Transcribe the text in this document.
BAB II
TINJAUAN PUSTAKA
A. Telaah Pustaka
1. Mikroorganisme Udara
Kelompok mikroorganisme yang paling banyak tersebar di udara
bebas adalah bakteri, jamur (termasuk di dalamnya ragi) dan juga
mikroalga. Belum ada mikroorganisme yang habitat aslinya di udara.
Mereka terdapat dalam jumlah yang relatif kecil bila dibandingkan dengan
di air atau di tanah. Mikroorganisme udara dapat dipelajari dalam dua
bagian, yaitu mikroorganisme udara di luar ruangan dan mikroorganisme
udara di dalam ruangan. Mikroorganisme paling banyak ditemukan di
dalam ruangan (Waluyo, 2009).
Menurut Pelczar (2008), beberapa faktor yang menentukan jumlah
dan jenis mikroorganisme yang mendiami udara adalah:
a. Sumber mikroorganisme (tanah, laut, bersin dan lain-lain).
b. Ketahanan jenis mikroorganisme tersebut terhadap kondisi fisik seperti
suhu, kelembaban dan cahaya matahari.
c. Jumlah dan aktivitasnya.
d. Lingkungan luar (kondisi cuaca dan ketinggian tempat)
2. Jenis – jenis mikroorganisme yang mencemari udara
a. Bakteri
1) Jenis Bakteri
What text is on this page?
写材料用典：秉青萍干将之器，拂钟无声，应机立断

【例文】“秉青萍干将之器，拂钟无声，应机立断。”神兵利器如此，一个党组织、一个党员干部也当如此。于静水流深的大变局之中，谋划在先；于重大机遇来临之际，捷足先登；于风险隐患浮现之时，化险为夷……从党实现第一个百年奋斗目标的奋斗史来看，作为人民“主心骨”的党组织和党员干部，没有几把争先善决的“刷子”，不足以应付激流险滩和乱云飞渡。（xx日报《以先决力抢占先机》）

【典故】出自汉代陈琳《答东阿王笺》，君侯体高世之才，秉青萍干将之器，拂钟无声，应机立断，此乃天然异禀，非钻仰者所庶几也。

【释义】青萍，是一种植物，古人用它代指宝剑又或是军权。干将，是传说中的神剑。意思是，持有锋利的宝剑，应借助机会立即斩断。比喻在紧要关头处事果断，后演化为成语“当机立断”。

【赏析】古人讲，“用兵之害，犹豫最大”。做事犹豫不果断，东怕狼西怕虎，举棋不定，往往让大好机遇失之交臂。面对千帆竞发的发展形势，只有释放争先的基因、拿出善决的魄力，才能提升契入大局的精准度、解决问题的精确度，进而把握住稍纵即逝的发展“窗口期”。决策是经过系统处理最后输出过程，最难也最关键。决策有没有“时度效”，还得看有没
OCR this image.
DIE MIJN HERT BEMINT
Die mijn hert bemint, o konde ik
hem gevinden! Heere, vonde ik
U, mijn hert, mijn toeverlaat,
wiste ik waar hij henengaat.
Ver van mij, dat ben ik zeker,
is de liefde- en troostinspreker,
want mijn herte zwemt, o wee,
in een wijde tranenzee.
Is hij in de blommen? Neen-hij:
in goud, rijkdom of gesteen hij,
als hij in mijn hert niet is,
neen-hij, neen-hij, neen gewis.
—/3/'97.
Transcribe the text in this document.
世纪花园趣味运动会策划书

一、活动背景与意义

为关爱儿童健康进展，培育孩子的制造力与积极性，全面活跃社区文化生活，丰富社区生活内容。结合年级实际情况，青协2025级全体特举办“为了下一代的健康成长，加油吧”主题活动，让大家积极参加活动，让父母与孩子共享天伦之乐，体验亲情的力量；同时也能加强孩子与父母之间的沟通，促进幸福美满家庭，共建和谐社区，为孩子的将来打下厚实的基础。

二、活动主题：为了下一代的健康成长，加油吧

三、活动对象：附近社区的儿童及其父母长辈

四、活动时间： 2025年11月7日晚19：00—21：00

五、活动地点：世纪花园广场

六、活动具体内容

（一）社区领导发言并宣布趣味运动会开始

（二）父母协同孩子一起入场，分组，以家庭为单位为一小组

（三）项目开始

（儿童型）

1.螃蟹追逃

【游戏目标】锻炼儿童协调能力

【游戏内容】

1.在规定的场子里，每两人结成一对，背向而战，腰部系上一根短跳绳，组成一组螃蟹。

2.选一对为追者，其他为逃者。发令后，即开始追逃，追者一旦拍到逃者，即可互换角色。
______
Short exercise: Read the lines above. Gather those in which the string "luar" is found.

Result for this exercise:
bagian, yaitu mikroorganisme udara di luar ruangan dan mikroorganisme
d. Lingkungan luar (kondisi cuaca dan ketinggian tempat)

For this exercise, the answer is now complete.